(A run of records)
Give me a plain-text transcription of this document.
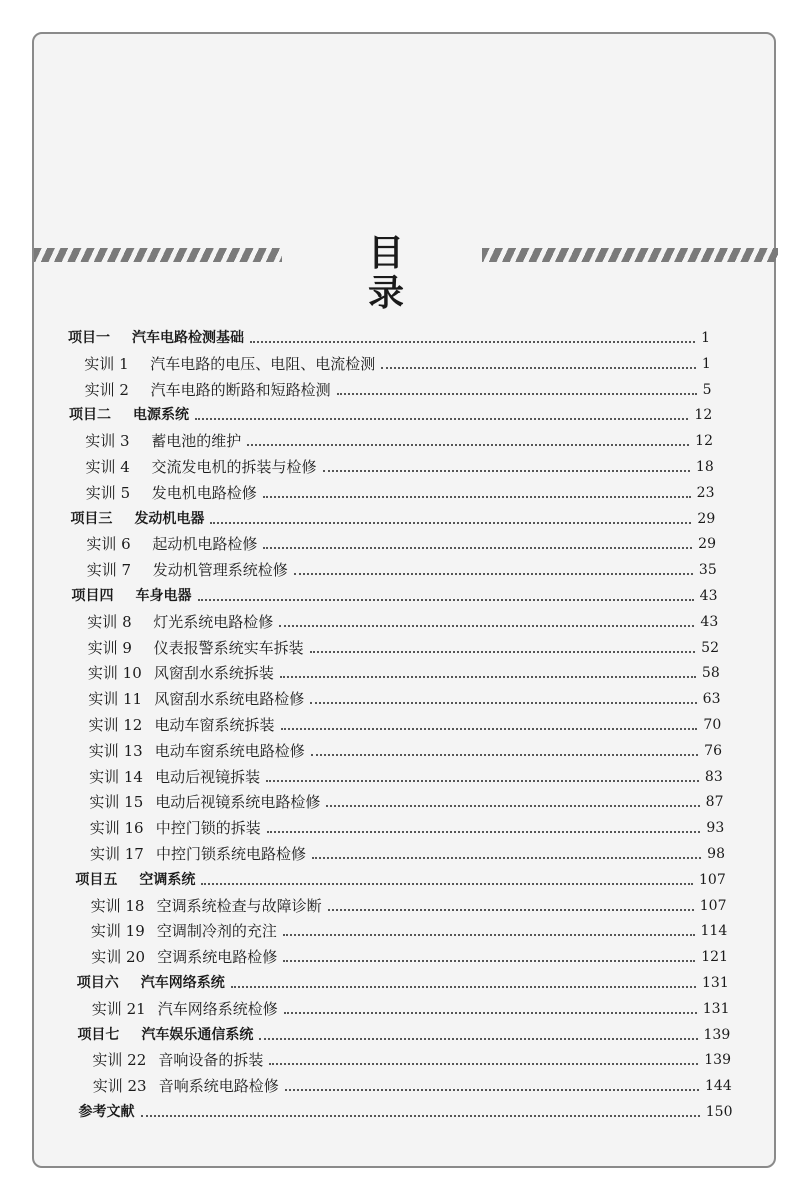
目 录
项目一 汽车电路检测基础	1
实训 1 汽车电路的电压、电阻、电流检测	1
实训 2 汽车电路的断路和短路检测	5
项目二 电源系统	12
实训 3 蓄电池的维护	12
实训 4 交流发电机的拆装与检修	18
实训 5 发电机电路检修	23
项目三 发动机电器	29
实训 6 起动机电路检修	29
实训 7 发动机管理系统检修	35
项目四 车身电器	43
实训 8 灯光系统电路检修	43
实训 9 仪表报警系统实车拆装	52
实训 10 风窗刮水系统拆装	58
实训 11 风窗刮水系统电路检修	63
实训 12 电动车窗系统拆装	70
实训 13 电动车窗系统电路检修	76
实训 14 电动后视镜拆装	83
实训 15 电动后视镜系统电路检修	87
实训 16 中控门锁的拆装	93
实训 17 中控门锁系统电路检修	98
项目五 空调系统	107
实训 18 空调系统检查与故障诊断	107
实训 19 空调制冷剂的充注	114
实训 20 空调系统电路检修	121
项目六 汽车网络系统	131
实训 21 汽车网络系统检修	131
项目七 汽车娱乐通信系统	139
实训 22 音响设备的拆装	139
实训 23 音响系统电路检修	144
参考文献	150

→ Do this: Without the pictures, print the records in full, exactly as they appear.

→ Written response:
Give me a plain-text transcription of this document.
目 录
项目一 汽车电路检测基础	1
实训 1 汽车电路的电压、电阻、电流检测	1
实训 2 汽车电路的断路和短路检测	5
项目二 电源系统	12
实训 3 蓄电池的维护	12
实训 4 交流发电机的拆装与检修	18
实训 5 发电机电路检修	23
项目三 发动机电器	29
实训 6 起动机电路检修	29
实训 7 发动机管理系统检修	35
项目四 车身电器	43
实训 8 灯光系统电路检修	43
实训 9 仪表报警系统实车拆装	52
实训 10 风窗刮水系统拆装	58
实训 11 风窗刮水系统电路检修	63
实训 12 电动车窗系统拆装	70
实训 13 电动车窗系统电路检修	76
实训 14 电动后视镜拆装	83
实训 15 电动后视镜系统电路检修	87
实训 16 中控门锁的拆装	93
实训 17 中控门锁系统电路检修	98
项目五 空调系统	107
实训 18 空调系统检查与故障诊断	107
实训 19 空调制冷剂的充注	114
实训 20 空调系统电路检修	121
项目六 汽车网络系统	131
实训 21 汽车网络系统检修	131
项目七 汽车娱乐通信系统	139
实训 22 音响设备的拆装	139
实训 23 音响系统电路检修	144
参考文献	150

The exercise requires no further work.